■ Records from a data collection:

◇ ◇ ◇ ◇

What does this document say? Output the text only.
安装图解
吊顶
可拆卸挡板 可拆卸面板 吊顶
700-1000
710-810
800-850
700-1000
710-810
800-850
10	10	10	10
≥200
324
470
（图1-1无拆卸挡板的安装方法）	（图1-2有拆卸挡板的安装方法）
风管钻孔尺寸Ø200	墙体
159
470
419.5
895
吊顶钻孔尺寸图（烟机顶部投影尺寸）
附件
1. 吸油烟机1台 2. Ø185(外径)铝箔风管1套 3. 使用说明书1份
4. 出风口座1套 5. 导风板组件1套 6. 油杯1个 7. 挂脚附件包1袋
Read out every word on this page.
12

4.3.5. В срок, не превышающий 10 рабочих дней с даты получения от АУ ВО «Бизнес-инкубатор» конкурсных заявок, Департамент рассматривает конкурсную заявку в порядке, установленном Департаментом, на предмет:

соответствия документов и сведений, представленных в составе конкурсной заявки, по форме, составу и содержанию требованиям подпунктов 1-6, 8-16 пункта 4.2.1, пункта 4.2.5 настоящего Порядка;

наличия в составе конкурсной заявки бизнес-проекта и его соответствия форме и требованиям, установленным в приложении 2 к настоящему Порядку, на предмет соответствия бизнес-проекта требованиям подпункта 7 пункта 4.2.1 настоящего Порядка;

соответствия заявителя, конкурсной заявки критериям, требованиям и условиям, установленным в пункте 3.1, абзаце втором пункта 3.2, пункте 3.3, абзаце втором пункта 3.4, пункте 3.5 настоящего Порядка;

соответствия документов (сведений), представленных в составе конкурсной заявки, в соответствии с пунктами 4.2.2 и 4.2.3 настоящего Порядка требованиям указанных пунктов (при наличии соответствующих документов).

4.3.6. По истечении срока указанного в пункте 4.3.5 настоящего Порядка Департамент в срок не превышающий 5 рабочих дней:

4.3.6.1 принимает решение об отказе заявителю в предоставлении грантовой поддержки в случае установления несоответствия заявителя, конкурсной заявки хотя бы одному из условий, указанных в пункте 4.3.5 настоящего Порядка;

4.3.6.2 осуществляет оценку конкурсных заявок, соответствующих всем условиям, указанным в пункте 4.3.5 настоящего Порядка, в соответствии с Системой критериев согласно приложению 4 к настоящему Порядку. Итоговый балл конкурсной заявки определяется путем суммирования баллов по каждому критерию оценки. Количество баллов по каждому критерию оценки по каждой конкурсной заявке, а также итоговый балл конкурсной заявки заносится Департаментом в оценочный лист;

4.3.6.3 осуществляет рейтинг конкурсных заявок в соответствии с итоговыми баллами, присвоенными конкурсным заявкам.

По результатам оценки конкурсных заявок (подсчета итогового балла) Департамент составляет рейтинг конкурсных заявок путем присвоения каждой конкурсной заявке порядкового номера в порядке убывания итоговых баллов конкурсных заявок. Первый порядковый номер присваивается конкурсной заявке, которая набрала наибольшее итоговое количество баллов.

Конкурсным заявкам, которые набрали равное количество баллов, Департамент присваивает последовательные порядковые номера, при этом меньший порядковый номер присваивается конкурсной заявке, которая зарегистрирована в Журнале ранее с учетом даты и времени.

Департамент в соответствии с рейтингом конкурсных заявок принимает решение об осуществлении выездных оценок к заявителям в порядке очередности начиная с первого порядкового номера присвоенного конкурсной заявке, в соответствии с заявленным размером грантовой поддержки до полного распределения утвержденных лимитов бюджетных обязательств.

◇ ◇ ◇ ◇

■ What you should do: Select the lines that carry the string "составе" and copy them.

■ Reply:
соответствия документов и сведений, представленных в составе конкурсной заявки, по форме, составу и содержанию требованиям подпунктов 1-6, 8-16 пункта 4.2.1, пункта 4.2.5 настоящего Порядка;
наличия в составе конкурсной заявки бизнес-проекта и его соответствия форме и требованиям, установленным в приложении 2 к настоящему Порядку, на предмет соответствия бизнес-проекта требованиям подпункта 7 пункта 4.2.1 настоящего Порядка;
соответствия документов (сведений), представленных в составе конкурсной заявки, в соответствии с пунктами 4.2.2 и 4.2.3 настоящего Порядка требованиям указанных пунктов (при наличии соответствующих документов).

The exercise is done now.